---- EXERCISE DATA
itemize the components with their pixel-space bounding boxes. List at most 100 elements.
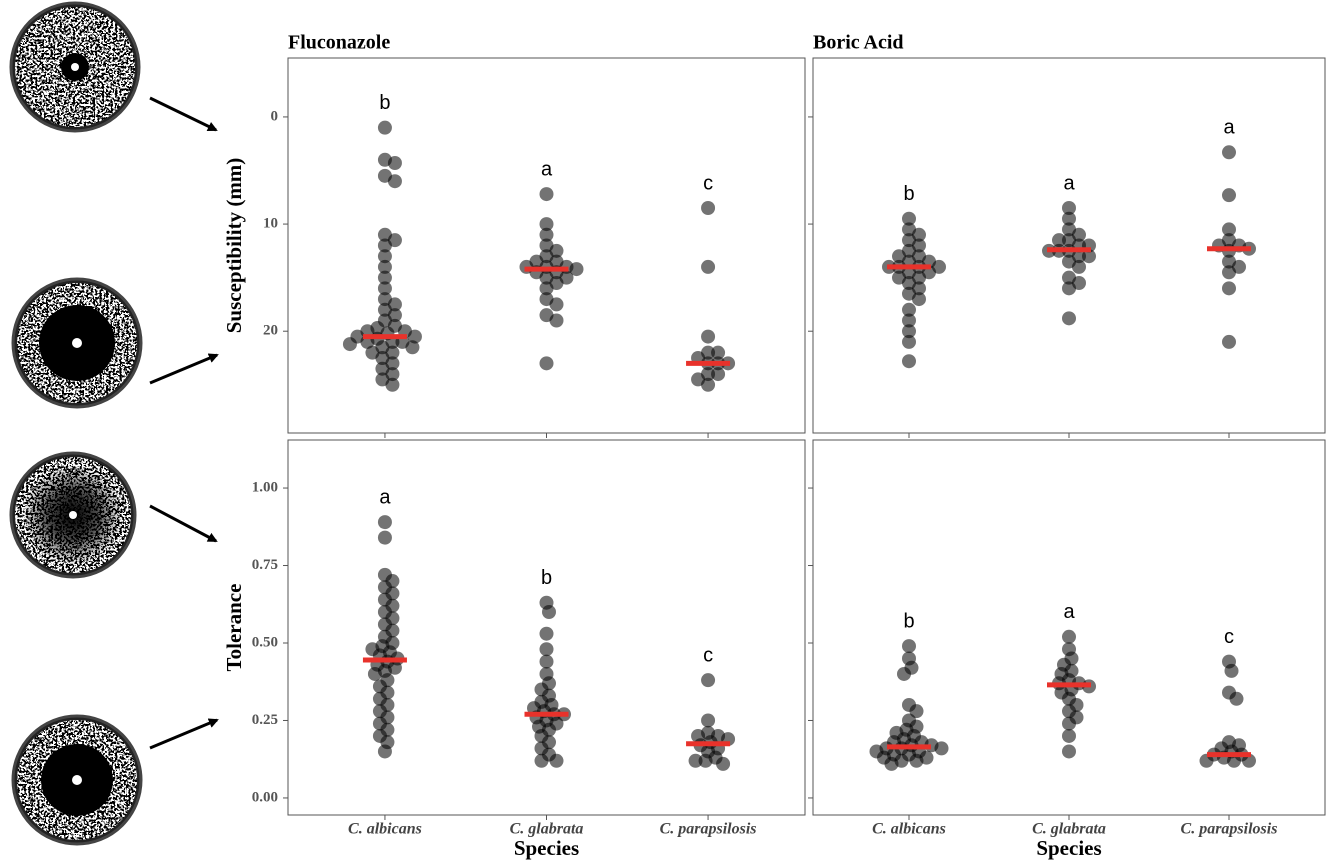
data-point [1222,188,1236,203]
significance-letter: b [903,610,914,632]
y-tick-label: 10 [263,216,278,232]
data-point [539,642,554,657]
y-axis-label: Tolerance [222,584,246,672]
x-tick-label: C. glabrata [1032,821,1106,838]
significance-letter: c [1224,626,1234,648]
data-point [387,174,402,189]
dish [9,1,141,133]
data-point [902,211,916,226]
data-point [1222,222,1236,237]
significance-letter: b [379,92,390,114]
data-point [367,666,382,681]
data-point [698,753,713,768]
x-tick-label: C. glabrata [510,821,584,838]
data-point [902,639,916,654]
significance-letter: a [1063,601,1075,623]
dish [11,277,143,409]
data-point [1062,281,1076,296]
data-point [701,329,716,344]
data-point [539,626,554,641]
dish [11,714,143,846]
arrow [149,504,218,543]
data-point [1062,201,1076,215]
data-point [1062,211,1076,226]
x-tick-label: C. albicans [872,821,946,838]
data-point [902,313,916,328]
data-point [902,324,916,339]
x-tick-label: C. albicans [348,821,422,838]
data-point [377,515,392,530]
significance-letter: c [703,172,713,194]
data-point [912,292,926,307]
significance-letter: b [903,183,914,205]
data-point [405,340,420,355]
y-tick-label: 0 [271,108,279,124]
significance-letter: a [379,486,391,508]
panel-title: Fluconazole [288,32,390,54]
data-point [539,654,554,669]
data-point [902,334,916,349]
data-point [1222,145,1236,160]
data-point [701,377,716,392]
data-point [385,377,400,392]
x-axis-label: Species [1036,836,1101,860]
data-point [1062,744,1076,759]
data-point [711,345,726,360]
y-tick-label: 20 [263,323,278,339]
data-point [549,753,564,768]
data-point [569,262,584,277]
data-point [1062,311,1076,326]
data-point [1224,663,1239,678]
data-point [387,156,402,170]
data-point [407,329,422,344]
x-tick-label: C. parapsilosis [1181,821,1278,838]
data-point [1052,233,1066,248]
x-tick-label: C. parapsilosis [660,821,757,838]
data-point [534,753,549,768]
y-tick-label: 0.25 [252,712,278,728]
data-point [902,354,916,369]
data-point [701,201,716,215]
data-point [542,605,556,620]
y-tick-label: 0.00 [252,789,278,805]
panel: 0.00 0.25 0.50 0.75 1.00 Tolerance Species C. a… [222,439,806,860]
data-point [549,313,564,328]
data-point [549,297,564,312]
y-axis-label: Susceptibility (mm) [222,158,246,334]
data-point [1062,728,1076,743]
data-point [377,530,392,545]
panel: 0 10 20 Fluconazole Susceptibility (mm) b a c [222,32,806,438]
data-point [342,337,357,352]
data-point [884,756,899,771]
data-point [701,673,716,688]
data-point [934,741,949,756]
data-point [716,756,731,771]
data-point [902,302,916,317]
data-point [1062,716,1076,731]
data-point [377,238,392,253]
data-point [1072,259,1086,274]
data-point [1229,691,1244,706]
arrow [149,353,219,385]
panel-title: Boric Acid [813,32,904,54]
data-point [377,249,392,264]
arrow [149,96,218,132]
panel: Species C. albicans b C. glabrata a C. paraps… [808,439,1326,860]
significance-letter: a [1063,172,1075,194]
data-point [1199,753,1214,768]
data-point [377,259,392,274]
significance-letter: a [541,158,553,180]
data-point [377,281,392,296]
data-point [897,666,911,681]
data-point [688,753,703,768]
data-point [377,120,392,135]
data-point [701,259,716,274]
y-tick-label: 0.75 [252,557,278,573]
data-point [701,713,716,728]
data-point [1082,249,1096,264]
data-point [539,187,554,202]
data-point [1222,281,1236,296]
significance-letter: a [1223,117,1235,139]
data-point [377,270,392,285]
--------
REQUIREMENT. How many lines above contain the string "arrow", with case counting? Give only the number.

ANSWER FOR THIS EXERCISE. 3